Stored records
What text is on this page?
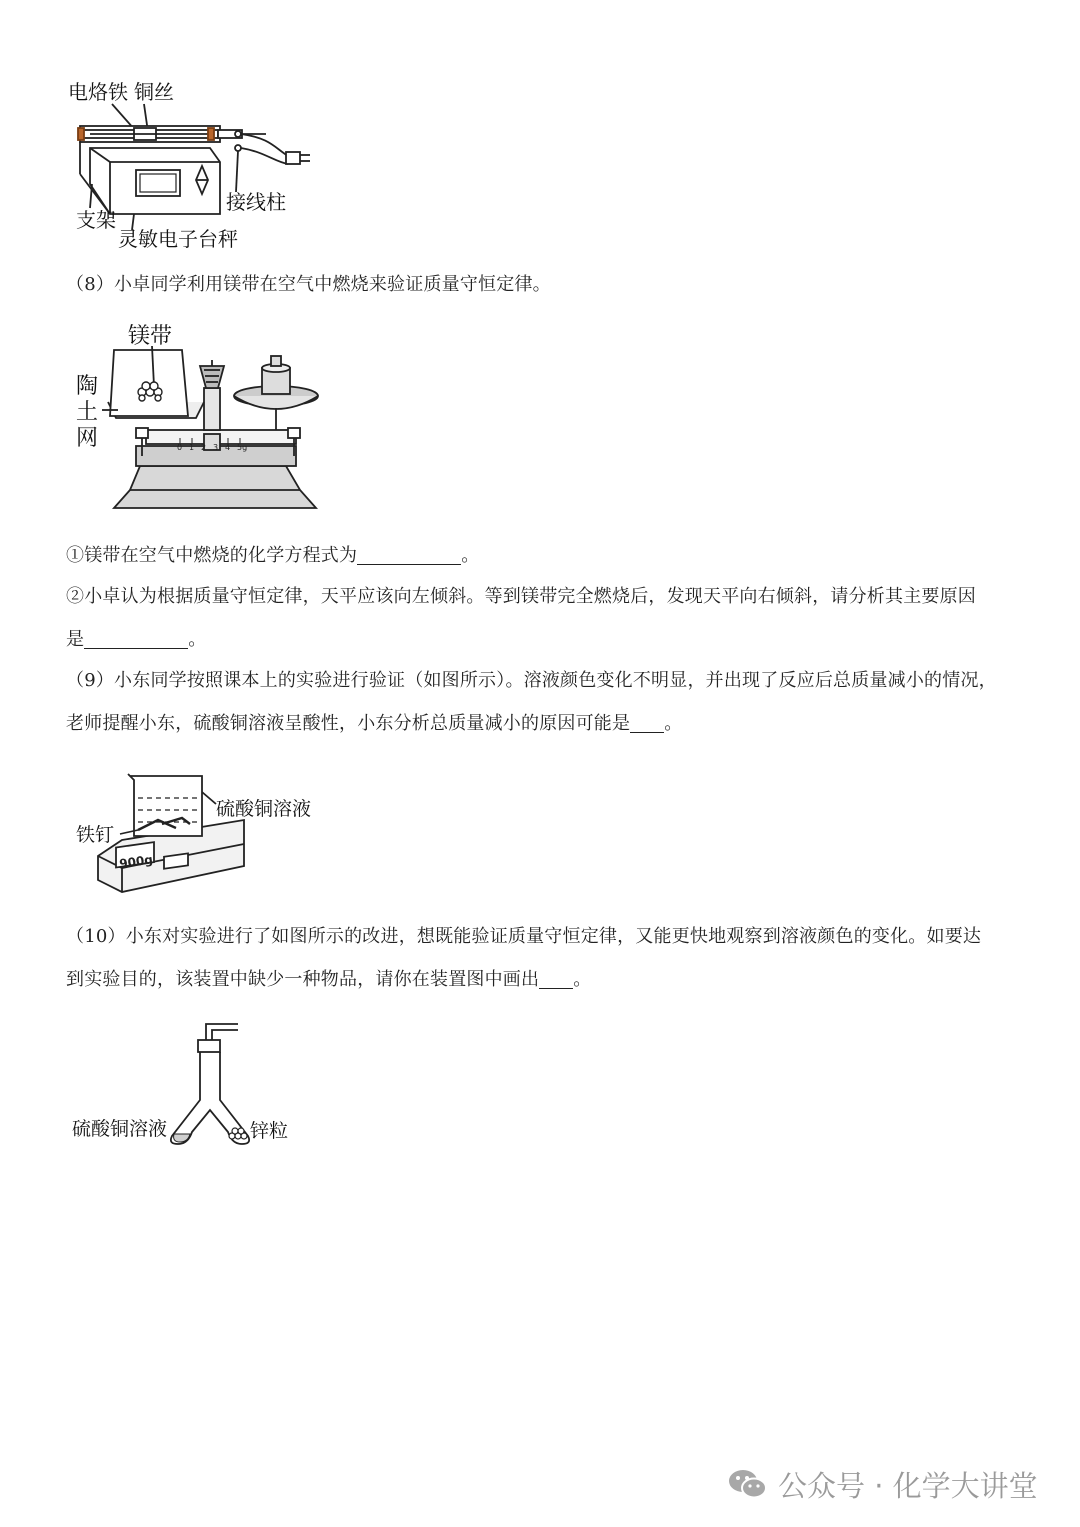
电烙铁 铜丝
接线柱
支架
灵敏电子台秤
（8）小卓同学利用镁带在空气中燃烧来验证质量守恒定律。
镁带
陶
土
网	0 1 2 3 4 5g
①镁带在空气中燃烧的化学方程式为	。
②小卓认为根据质量守恒定律，天平应该向左倾斜。等到镁带完全燃烧后，发现天平向右倾斜，请分析其主要原因
是	。
（9）小东同学按照课本上的实验进行验证（如图所示）。溶液颜色变化不明显，并出现了反应后总质量减小的情况，
老师提醒小东，硫酸铜溶液呈酸性，小东分析总质量减小的原因可能是 。
900g
硫酸铜溶液
铁钉
（10）小东对实验进行了如图所示的改进，想既能验证质量守恒定律，又能更快地观察到溶液颜色的变化。如要达
到实验目的，该装置中缺少一种物品，请你在装置图中画出 。
硫酸铜溶液	锌粒
公众号 · 化学大讲堂
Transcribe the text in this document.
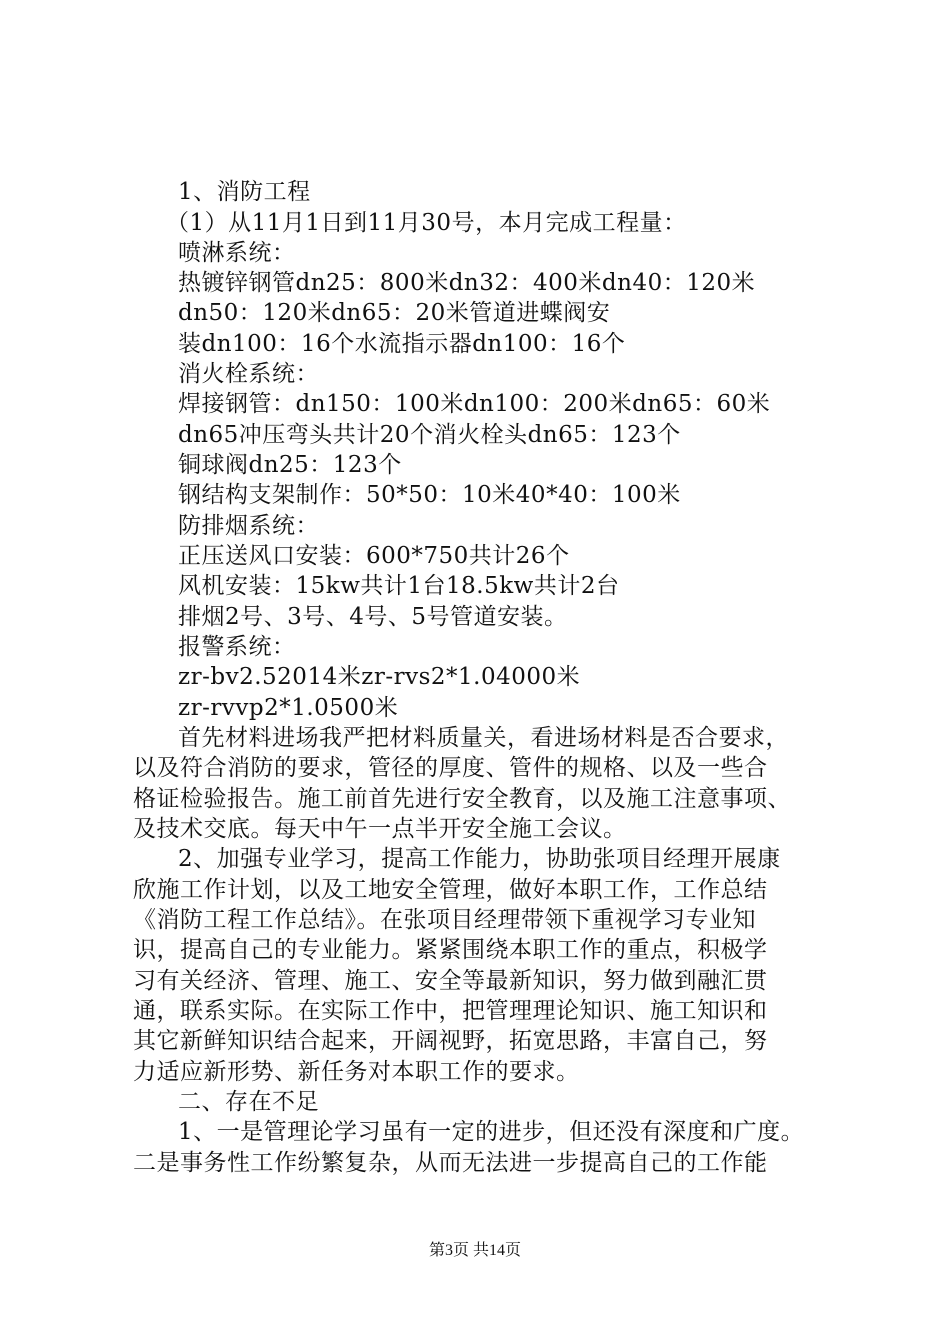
1、消防工程
（1）从11月1日到11月30号，本月完成工程量：
喷淋系统：
热镀锌钢管dn25：800米dn32：400米dn40：120米
dn50：120米dn65：20米管道进蝶阀安
装dn100：16个水流指示器dn100：16个
消火栓系统：
焊接钢管：dn150：100米dn100：200米dn65：60米
dn65冲压弯头共计20个消火栓头dn65：123个
铜球阀dn25：123个
钢结构支架制作：50*50：10米40*40：100米
防排烟系统：
正压送风口安装：600*750共计26个
风机安装：15kw共计1台18.5kw共计2台
排烟2号、3号、4号、5号管道安装。
报警系统：
zr-bv2.52014米zr-rvs2*1.04000米
zr-rvvp2*1.0500米
首先材料进场我严把材料质量关，看进场材料是否合要求，
以及符合消防的要求，管径的厚度、管件的规格、以及一些合
格证检验报告。施工前首先进行安全教育，以及施工注意事项、
及技术交底。每天中午一点半开安全施工会议。
2、加强专业学习，提高工作能力，协助张项目经理开展康
欣施工作计划，以及工地安全管理，做好本职工作，工作总结
《消防工程工作总结》。在张项目经理带领下重视学习专业知
识，提高自己的专业能力。紧紧围绕本职工作的重点，积极学
习有关经济、管理、施工、安全等最新知识，努力做到融汇贯
通，联系实际。在实际工作中，把管理理论知识、施工知识和
其它新鲜知识结合起来，开阔视野，拓宽思路，丰富自己，努
力适应新形势、新任务对本职工作的要求。
二、存在不足
1、一是管理论学习虽有一定的进步，但还没有深度和广度。
二是事务性工作纷繁复杂，从而无法进一步提高自己的工作能
第3页 共14页
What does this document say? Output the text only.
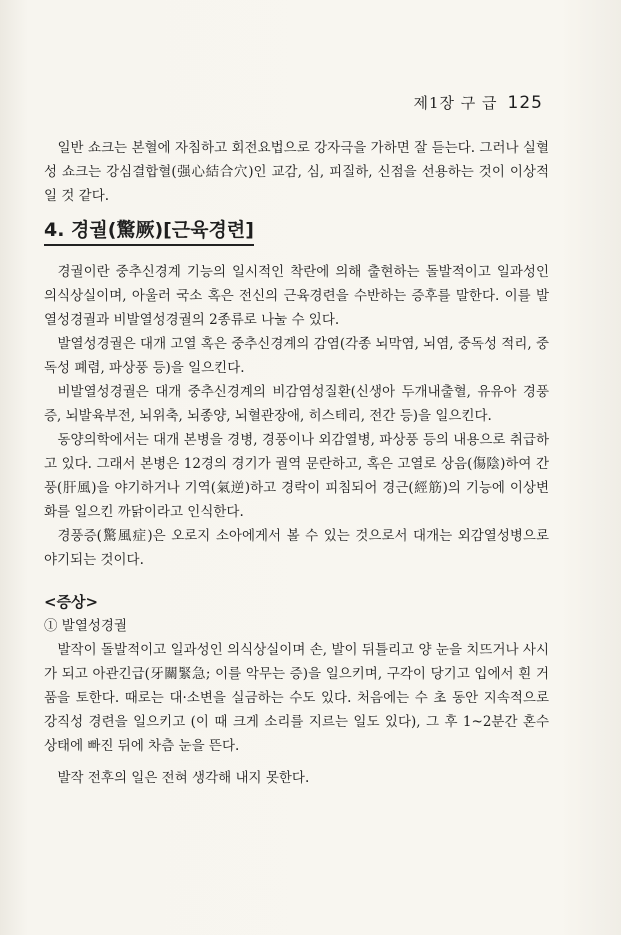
제1장 구 급 125

일반 쇼크는 본혈에 자침하고 회전요법으로 강자극을 가하면 잘 듣는다. 그러나 실혈성 쇼크는 강심결합혈(强心結合穴)인 교감, 심, 피질하, 신점을 선용하는 것이 이상적일 것 같다.

4. 경궐(驚厥)[근육경련]

경궐이란 중추신경계 기능의 일시적인 착란에 의해 출현하는 돌발적이고 일과성인 의식상실이며, 아울러 국소 혹은 전신의 근육경련을 수반하는 증후를 말한다. 이를 발열성경궐과 비발열성경궐의 2종류로 나눌 수 있다.

발열성경궐은 대개 고열 혹은 중추신경계의 감염(각종 뇌막염, 뇌염, 중독성 적리, 중독성 폐렴, 파상풍 등)을 일으킨다.

비발열성경궐은 대개 중추신경계의 비감염성질환(신생아 두개내출혈, 유유아 경풍증, 뇌발육부전, 뇌위축, 뇌종양, 뇌혈관장애, 히스테리, 전간 등)을 일으킨다.

동양의학에서는 대개 본병을 경병, 경풍이나 외감열병, 파상풍 등의 내용으로 취급하고 있다. 그래서 본병은 12경의 경기가 궐역 문란하고, 혹은 고열로 상음(傷陰)하여 간풍(肝風)을 야기하거나 기역(氣逆)하고 경락이 피침되어 경근(經筋)의 기능에 이상변화를 일으킨 까닭이라고 인식한다.

경풍증(驚風症)은 오로지 소아에게서 볼 수 있는 것으로서 대개는 외감열성병으로 야기되는 것이다.

<증상>

① 발열성경궐

발작이 돌발적이고 일과성인 의식상실이며 손, 발이 뒤틀리고 양 눈을 치뜨거나 사시가 되고 아관긴급(牙關緊急; 이를 악무는 증)을 일으키며, 구각이 당기고 입에서 흰 거품을 토한다. 때로는 대·소변을 실금하는 수도 있다. 처음에는 수 초 동안 지속적으로 강직성 경련을 일으키고 (이 때 크게 소리를 지르는 일도 있다), 그 후 1~2분간 혼수 상태에 빠진 뒤에 차츰 눈을 뜬다.

발작 전후의 일은 전혀 생각해 내지 못한다.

*What to do*.
Only a number is expected here: the count of lines in the listing that hold the string "document".

*Output below*.
2